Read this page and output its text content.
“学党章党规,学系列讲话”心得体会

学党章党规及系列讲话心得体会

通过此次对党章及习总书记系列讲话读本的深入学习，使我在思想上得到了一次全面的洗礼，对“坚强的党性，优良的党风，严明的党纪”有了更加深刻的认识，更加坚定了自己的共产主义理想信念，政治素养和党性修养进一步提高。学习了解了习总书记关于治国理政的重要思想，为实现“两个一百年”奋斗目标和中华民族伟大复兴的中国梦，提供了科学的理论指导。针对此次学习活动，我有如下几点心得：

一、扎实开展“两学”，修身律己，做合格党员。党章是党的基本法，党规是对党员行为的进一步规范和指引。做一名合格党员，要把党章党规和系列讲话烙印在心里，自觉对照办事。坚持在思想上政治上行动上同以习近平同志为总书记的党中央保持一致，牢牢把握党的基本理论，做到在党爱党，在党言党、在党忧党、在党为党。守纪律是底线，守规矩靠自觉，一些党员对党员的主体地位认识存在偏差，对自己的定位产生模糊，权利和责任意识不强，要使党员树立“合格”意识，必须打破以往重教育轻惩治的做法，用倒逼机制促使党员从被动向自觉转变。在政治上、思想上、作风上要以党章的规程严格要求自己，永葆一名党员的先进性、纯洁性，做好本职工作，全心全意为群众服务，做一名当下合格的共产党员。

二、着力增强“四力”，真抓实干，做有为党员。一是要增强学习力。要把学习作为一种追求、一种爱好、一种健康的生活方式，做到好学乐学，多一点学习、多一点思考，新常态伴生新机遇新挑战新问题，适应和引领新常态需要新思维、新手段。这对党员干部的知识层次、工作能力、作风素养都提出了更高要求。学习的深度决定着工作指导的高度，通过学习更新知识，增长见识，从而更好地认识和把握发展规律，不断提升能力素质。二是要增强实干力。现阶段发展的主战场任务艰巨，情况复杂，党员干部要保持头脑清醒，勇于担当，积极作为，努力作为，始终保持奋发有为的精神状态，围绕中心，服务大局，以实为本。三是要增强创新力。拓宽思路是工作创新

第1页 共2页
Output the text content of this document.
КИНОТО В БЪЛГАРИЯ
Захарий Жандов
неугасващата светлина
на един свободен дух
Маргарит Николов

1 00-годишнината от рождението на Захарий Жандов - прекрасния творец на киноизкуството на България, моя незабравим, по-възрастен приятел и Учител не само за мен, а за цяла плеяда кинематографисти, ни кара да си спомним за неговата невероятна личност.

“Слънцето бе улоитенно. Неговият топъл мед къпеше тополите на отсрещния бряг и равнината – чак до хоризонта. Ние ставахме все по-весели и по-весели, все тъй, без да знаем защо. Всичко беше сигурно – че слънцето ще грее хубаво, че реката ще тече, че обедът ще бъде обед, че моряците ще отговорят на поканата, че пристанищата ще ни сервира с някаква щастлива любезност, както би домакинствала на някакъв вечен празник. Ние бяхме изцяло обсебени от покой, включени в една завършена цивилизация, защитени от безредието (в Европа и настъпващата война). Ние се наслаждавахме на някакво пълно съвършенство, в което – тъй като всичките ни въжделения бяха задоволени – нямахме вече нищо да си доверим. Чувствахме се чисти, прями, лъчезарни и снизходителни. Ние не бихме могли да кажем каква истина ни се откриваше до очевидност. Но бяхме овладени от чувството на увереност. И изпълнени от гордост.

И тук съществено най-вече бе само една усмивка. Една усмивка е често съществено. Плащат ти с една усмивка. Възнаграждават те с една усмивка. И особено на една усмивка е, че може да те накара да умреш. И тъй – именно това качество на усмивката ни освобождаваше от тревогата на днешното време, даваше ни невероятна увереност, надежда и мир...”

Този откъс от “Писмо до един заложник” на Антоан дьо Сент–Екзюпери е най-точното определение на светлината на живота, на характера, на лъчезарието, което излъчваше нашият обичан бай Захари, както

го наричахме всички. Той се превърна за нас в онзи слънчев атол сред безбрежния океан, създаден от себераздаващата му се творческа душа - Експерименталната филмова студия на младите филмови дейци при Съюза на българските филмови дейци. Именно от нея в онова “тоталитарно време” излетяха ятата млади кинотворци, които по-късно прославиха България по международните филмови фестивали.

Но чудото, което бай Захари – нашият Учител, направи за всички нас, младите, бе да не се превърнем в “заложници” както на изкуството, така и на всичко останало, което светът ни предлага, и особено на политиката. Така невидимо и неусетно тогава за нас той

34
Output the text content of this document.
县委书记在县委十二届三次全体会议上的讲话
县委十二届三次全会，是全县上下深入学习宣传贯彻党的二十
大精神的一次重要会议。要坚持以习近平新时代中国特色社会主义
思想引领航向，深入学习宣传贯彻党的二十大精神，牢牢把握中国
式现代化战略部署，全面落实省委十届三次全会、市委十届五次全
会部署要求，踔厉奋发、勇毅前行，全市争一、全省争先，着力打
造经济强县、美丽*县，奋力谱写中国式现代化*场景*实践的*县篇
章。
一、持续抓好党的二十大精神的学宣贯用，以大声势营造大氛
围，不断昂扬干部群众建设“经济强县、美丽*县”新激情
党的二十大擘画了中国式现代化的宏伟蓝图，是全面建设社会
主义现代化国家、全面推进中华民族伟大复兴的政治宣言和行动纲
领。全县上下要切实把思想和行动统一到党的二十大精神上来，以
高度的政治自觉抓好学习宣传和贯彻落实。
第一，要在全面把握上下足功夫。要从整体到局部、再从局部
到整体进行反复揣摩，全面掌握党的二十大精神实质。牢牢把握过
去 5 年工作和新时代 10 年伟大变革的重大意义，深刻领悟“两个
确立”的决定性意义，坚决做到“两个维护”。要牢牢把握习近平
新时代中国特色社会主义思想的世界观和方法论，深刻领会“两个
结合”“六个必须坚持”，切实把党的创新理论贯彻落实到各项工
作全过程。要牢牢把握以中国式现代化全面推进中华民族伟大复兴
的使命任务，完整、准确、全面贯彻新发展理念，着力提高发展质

------------------------------

Collect the complete line wherever the string "един" appears in the records.

### Response below:
на един свободен дух
Този откъс от “Писмо до един заложник” на Антоан дьо Сент–Екзюпери е най-точното определение на светлината на живота, на характера, на лъчезарието, което излъчваше нашият обичан бай Захари, както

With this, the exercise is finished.